To be done: Extract the text of every entry below exactly; leave images out.

Records supplied:
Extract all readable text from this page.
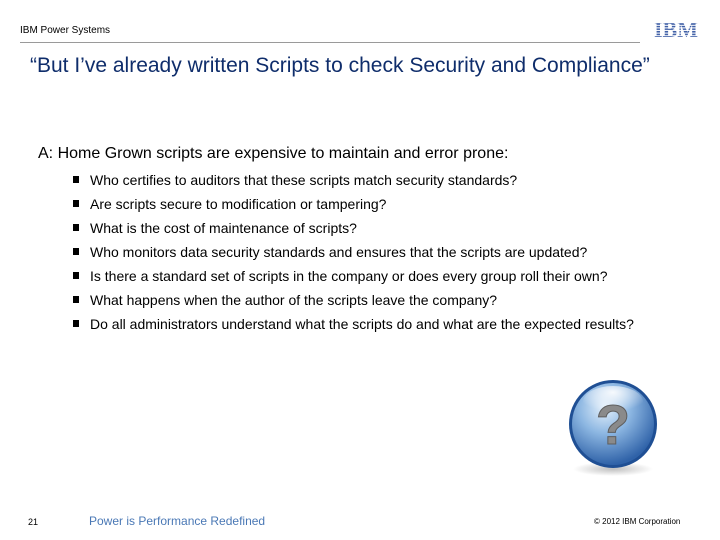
IBM Power Systems	IBM
“But I’ve already written Scripts to check Security and Compliance”
A: Home Grown scripts are expensive to maintain and error prone:
Who certifies to auditors that these scripts match security standards?
Are scripts secure to modification or tampering?
What is the cost of maintenance of scripts?
Who monitors data security standards and ensures that the scripts are updated?
Is there a standard set of scripts in the company or does every group roll their own?
What happens when the author of the scripts leave the company?
Do all administrators understand what the scripts do and what are the expected results?
?
21	Power is Performance Redefined	© 2012 IBM Corporation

Output for this task:
Extract all readable text from this page.
IBM Power Systems	IBM
“But I’ve already written Scripts to check Security and Compliance”
A: Home Grown scripts are expensive to maintain and error prone:
Who certifies to auditors that these scripts match security standards?
Are scripts secure to modification or tampering?
What is the cost of maintenance of scripts?
Who monitors data security standards and ensures that the scripts are updated?
Is there a standard set of scripts in the company or does every group roll their own?
What happens when the author of the scripts leave the company?
Do all administrators understand what the scripts do and what are the expected results?
?
21	Power is Performance Redefined	© 2012 IBM Corporation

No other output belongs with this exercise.